[Begin Supplied data]

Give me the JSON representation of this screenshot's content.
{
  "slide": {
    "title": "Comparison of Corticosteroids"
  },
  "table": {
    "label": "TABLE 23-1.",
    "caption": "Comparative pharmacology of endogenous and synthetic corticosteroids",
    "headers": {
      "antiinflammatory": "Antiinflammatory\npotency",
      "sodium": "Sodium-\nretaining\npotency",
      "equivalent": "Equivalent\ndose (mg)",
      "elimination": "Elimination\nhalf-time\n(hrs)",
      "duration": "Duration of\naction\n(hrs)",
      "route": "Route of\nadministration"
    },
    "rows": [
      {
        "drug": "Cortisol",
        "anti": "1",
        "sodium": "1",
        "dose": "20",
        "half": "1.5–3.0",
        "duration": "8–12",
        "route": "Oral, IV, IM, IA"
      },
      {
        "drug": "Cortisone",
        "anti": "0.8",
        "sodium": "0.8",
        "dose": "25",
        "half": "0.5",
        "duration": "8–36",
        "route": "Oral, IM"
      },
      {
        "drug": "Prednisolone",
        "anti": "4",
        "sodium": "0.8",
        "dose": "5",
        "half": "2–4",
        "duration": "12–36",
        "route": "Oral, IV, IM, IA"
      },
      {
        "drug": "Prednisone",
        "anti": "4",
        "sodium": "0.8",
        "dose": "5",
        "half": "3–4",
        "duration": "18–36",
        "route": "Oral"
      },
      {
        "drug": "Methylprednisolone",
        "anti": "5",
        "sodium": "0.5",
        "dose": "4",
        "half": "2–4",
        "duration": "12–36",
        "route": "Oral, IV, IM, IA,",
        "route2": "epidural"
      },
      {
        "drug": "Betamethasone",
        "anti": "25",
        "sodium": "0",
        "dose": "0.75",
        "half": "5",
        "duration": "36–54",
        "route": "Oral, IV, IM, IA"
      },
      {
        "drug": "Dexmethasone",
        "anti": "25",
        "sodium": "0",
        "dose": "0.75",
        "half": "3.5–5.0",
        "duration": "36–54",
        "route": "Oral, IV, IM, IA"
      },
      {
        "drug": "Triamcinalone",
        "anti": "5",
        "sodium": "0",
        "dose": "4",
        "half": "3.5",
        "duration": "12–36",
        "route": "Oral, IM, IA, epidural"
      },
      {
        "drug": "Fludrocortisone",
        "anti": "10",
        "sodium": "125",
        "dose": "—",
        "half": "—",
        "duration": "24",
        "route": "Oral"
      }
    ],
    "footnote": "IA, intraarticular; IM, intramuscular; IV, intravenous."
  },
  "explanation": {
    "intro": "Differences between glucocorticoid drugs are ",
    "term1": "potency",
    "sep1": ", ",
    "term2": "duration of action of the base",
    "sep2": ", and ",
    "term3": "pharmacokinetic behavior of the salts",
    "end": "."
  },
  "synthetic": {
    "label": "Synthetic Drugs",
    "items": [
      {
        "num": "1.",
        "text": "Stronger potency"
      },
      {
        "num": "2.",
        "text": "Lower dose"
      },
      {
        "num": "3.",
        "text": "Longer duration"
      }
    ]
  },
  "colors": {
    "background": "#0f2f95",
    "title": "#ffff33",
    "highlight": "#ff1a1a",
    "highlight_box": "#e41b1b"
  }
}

[End Supplied data]

**Work required:** How many lines of these entries contain the string "label"? Reply with the number alone.

**Output:** 2